■ **Problem description**: Please recast every line of the entries below as a JSON list of strings, one string per line, with blank lines skipped and the pictures left out.

A run of records:
=-=-=-=-=

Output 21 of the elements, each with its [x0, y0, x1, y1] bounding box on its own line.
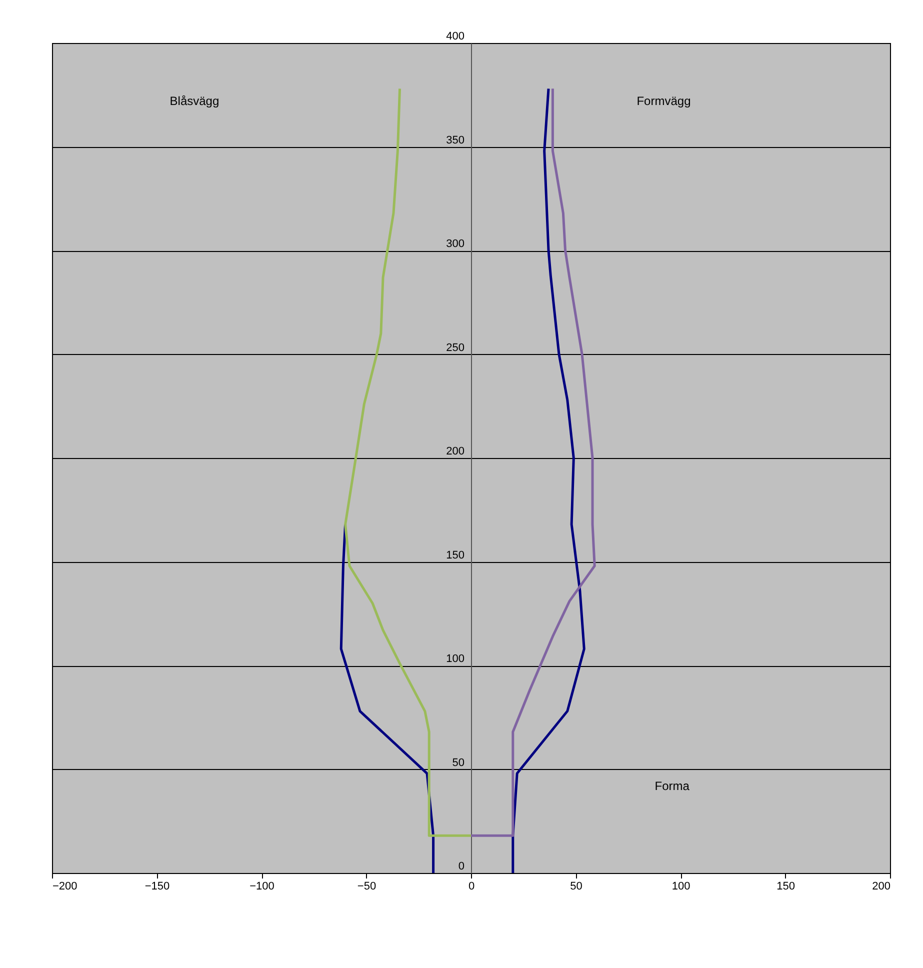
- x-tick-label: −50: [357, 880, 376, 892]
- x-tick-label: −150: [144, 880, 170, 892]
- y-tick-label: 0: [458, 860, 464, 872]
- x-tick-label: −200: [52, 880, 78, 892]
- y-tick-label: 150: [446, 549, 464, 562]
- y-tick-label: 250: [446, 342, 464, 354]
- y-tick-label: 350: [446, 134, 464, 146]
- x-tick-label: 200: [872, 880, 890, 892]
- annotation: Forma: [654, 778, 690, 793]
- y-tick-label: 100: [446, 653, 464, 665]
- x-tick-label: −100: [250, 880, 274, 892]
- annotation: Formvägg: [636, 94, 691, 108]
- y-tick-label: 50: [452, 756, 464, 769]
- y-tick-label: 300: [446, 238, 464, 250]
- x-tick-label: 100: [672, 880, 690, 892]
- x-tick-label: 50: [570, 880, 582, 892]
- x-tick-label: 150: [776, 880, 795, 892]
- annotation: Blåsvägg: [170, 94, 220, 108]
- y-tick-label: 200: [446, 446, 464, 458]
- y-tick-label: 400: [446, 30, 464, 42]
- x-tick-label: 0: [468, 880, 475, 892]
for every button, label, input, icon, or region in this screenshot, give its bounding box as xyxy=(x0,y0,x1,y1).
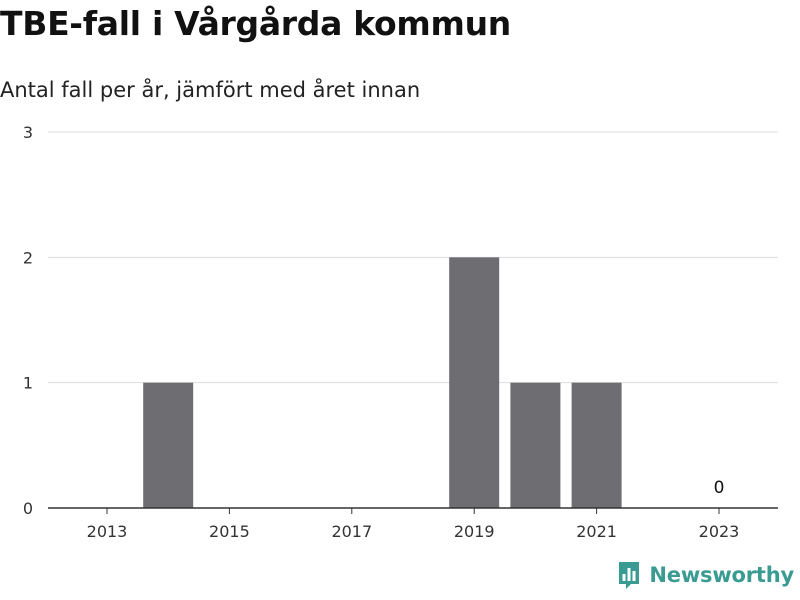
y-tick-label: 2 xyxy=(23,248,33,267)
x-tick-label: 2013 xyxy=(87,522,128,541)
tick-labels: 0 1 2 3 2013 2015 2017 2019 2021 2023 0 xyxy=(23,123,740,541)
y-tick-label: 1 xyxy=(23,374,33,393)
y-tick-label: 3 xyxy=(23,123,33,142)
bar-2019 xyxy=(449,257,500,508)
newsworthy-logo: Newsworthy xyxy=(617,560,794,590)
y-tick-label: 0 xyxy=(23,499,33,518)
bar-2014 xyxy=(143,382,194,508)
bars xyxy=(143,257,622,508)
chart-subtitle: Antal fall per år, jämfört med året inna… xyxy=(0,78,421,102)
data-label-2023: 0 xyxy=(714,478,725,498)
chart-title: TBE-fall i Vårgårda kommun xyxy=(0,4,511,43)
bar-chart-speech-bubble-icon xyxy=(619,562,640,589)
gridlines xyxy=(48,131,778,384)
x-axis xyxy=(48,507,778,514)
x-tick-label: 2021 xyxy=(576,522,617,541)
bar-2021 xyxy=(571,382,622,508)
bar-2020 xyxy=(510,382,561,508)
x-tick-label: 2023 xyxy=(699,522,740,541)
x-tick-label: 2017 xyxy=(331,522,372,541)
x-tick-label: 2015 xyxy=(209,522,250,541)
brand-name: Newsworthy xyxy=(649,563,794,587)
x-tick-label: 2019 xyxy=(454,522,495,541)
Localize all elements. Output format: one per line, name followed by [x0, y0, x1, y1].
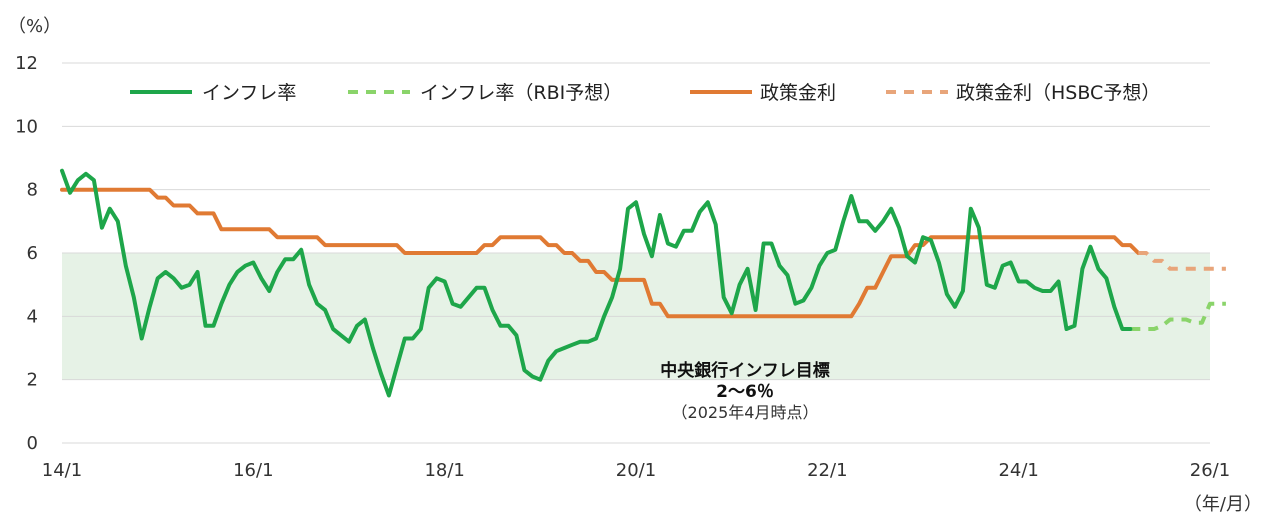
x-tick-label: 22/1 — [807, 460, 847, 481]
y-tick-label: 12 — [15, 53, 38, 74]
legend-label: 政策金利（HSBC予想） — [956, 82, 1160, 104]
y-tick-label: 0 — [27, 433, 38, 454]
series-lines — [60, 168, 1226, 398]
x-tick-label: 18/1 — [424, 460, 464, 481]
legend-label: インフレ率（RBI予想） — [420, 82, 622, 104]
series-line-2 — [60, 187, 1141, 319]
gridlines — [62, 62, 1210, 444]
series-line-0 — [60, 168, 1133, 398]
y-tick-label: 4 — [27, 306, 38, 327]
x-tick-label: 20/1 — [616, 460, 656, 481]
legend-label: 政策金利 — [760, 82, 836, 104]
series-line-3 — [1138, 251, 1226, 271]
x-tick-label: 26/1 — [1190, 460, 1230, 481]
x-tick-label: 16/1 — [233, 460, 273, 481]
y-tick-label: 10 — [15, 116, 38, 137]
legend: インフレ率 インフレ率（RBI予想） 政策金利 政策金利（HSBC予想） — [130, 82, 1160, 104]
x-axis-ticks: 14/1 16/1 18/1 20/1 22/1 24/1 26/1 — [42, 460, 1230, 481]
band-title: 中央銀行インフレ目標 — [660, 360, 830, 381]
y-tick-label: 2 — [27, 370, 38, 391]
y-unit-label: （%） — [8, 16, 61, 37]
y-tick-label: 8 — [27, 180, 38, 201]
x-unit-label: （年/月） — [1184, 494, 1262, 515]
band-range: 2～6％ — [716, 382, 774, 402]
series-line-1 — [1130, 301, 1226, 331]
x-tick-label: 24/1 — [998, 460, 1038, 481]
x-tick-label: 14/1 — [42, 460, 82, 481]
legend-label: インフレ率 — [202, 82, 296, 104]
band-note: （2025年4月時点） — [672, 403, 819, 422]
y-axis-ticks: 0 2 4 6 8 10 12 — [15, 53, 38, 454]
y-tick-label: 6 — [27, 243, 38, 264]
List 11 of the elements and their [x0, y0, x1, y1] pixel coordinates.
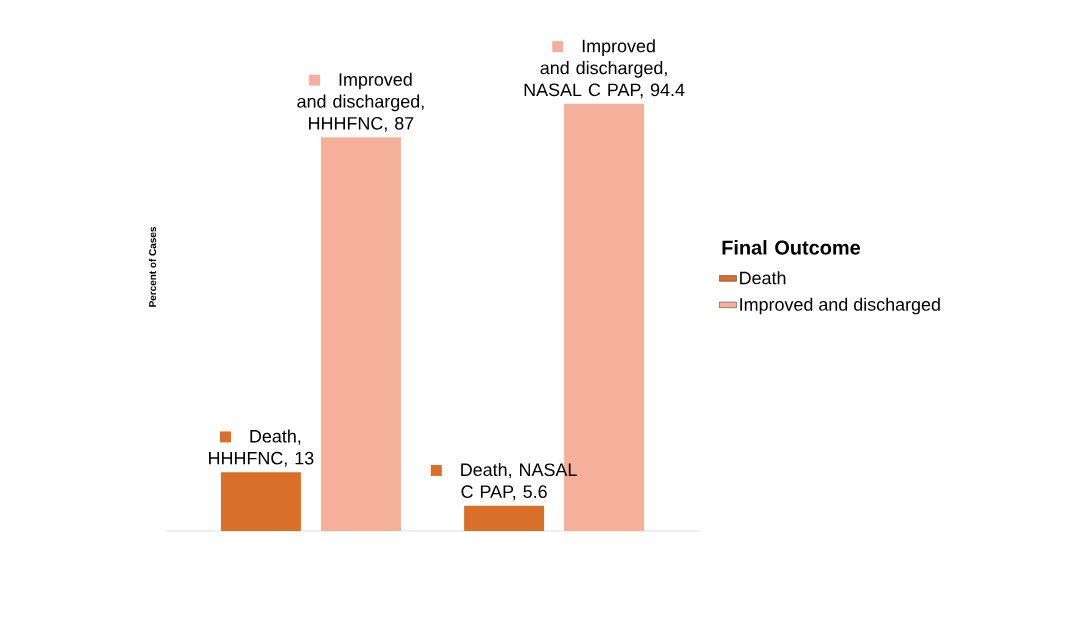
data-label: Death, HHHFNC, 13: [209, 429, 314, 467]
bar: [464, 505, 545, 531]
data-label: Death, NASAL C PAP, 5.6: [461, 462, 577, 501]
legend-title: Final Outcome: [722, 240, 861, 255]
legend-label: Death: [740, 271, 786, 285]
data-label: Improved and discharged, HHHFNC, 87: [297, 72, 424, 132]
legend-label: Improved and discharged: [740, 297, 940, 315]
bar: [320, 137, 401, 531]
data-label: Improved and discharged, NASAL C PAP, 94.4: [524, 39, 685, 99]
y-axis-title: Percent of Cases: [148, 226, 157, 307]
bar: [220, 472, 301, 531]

=-=-=-=-=

■ **Result**:
[
  "Output 21 of the elements, each with its [x0, y0, x1, y1] bounding box on its own line.",
  "- x-tick-label: −50: [357, 880, 376, 892]",
  "- x-tick-label: −150: [144, 880, 170, 892]",
  "- y-tick-label: 0: [458, 860, 464, 872]",
  "- x-tick-label: −200: [52, 880, 78, 892]",
  "- y-tick-label: 150: [446, 549, 464, 562]",
  "- y-tick-label: 250: [446, 342, 464, 354]",
  "- y-tick-label: 350: [446, 134, 464, 146]",
  "- x-tick-label: 200: [872, 880, 890, 892]",
  "- annotation: Forma: [654, 778, 690, 793]",
  "- y-tick-label: 100: [446, 653, 464, 665]",
  "- x-tick-label: −100: [250, 880, 274, 892]",
  "- annotation: Formvägg: [636, 94, 691, 108]",
  "- y-tick-label: 50: [452, 756, 464, 769]",
  "- y-tick-label: 300: [446, 238, 464, 250]",
  "- x-tick-label: 100: [672, 880, 690, 892]",
  "- x-tick-label: 50: [570, 880, 582, 892]",
  "- x-tick-label: 150: [776, 880, 795, 892]",
  "- annotation: Blåsvägg: [170, 94, 220, 108]",
  "- y-tick-label: 200: [446, 446, 464, 458]",
  "- y-tick-label: 400: [446, 30, 464, 42]",
  "- x-tick-label: 0: [468, 880, 475, 892]",
  "for every button, label, input, icon, or region in this screenshot, give its bounding box as xyxy=(x0,y0,x1,y1).",
  "y-tick-label: 2 xyxy=(23,248,33,267)",
  "x-tick-label: 2013 xyxy=(87,522,128,541)",
  "tick-labels: 0 1 2 3 2013 2015 2017 2019 2021 2023 0 xyxy=(23,123,740,541)",
  "y-tick-label: 1 xyxy=(23,374,33,393)",
  "y-tick-label: 3 xyxy=(23,123,33,142)",
  "bar-2019 xyxy=(449,257,500,508)",
  "newsworthy-logo: Newsworthy xyxy=(617,560,794,590)",
  "y-tick-label: 0 xyxy=(23,499,33,518)",
  "bar-2014 xyxy=(143,382,194,508)",
  "bars xyxy=(143,257,622,508)",
  "chart-subtitle: Antal fall per år, jämfört med året inna… xyxy=(0,78,421,102)",
  "data-label-2023: 0 xyxy=(714,478,725,498)",
  "chart-title: TBE-fall i Vårgårda kommun xyxy=(0,4,511,43)",
  "bar-chart-speech-bubble-icon xyxy=(619,562,640,589)",
  "gridlines xyxy=(48,131,778,384)",
  "x-axis xyxy=(48,507,778,514)",
  "x-tick-label: 2021 xyxy=(576,522,617,541)",
  "bar-2021 xyxy=(571,382,622,508)",
  "bar-2020 xyxy=(510,382,561,508)",
  "x-tick-label: 2023 xyxy=(699,522,740,541)",
  "x-tick-label: 2017 xyxy=(331,522,372,541)",
  "x-tick-label: 2015 xyxy=(209,522,250,541)",
  "brand-name: Newsworthy xyxy=(649,563,794,587)",
  "x-tick-label: 2019 xyxy=(454,522,495,541)",
  "Localize all elements. Output format: one per line, name followed by [x0, y0, x1, y1].",
  "x-tick-label: 22/1 — [807, 460, 847, 481]",
  "y-tick-label: 12 — [15, 53, 38, 74]",
  "legend-label: 政策金利（HSBC予想） — [956, 82, 1160, 104]",
  "y-tick-label: 0 — [27, 433, 38, 454]",
  "series-lines — [60, 168, 1226, 398]",
  "x-tick-label: 18/1 — [424, 460, 464, 481]",
  "legend-label: インフレ率（RBI予想） — [420, 82, 622, 104]",
  "series-line-2 — [60, 187, 1141, 319]",
  "gridlines — [62, 62, 1210, 444]",
  "series-line-0 — [60, 168, 1133, 398]",
  "y-tick-label: 4 — [27, 306, 38, 327]",
  "x-tick-label: 20/1 — [616, 460, 656, 481]",
  "legend-label: 政策金利 — [760, 82, 836, 104]",
  "series-line-3 — [1138, 251, 1226, 271]",
  "x-tick-label: 26/1 — [1190, 460, 1230, 481]",
  "x-tick-label: 16/1 — [233, 460, 273, 481]",
  "y-tick-label: 10 — [15, 116, 38, 137]",
  "legend: インフレ率 インフレ率（RBI予想） 政策金利 政策金利（HSBC予想） — [130, 82, 1160, 104]",
  "x-axis-ticks: 14/1 16/1 18/1 20/1 22/1 24/1 26/1 — [42, 460, 1230, 481]",
  "band-title: 中央銀行インフレ目標 — [660, 360, 830, 381]",
  "y-tick-label: 2 — [27, 370, 38, 391]",
  "y-unit-label: （%） — [8, 16, 61, 37]",
  "y-tick-label: 8 — [27, 180, 38, 201]",
  "x-unit-label: （年/月） — [1184, 494, 1262, 515]",
  "band-range: 2～6％ — [716, 382, 774, 402]",
  "series-line-1 — [1130, 301, 1226, 331]",
  "x-tick-label: 24/1 — [998, 460, 1038, 481]",
  "x-tick-label: 14/1 — [42, 460, 82, 481]",
  "legend-label: インフレ率 — [202, 82, 296, 104]",
  "band-note: （2025年4月時点） — [672, 403, 819, 422]",
  "y-axis-ticks: 0 2 4 6 8 10 12 — [15, 53, 38, 454]",
  "y-tick-label: 6 — [27, 243, 38, 264]",
  "List 11 of the elements and their [x0, y0, x1, y1] pixel coordinates.",
  "data-label: Death, HHHFNC, 13: [209, 429, 314, 467]",
  "bar: [464, 505, 545, 531]",
  "data-label: Death, NASAL C PAP, 5.6: [461, 462, 577, 501]",
  "legend-title: Final Outcome: [722, 240, 861, 255]",
  "legend-label: Death: [740, 271, 786, 285]",
  "data-label: Improved and discharged, HHHFNC, 87: [297, 72, 424, 132]",
  "legend-label: Improved and discharged: [740, 297, 940, 315]",
  "bar: [320, 137, 401, 531]",
  "data-label: Improved and discharged, NASAL C PAP, 94.4: [524, 39, 685, 99]",
  "y-axis-title: Percent of Cases: [148, 226, 157, 307]",
  "bar: [220, 472, 301, 531]"
]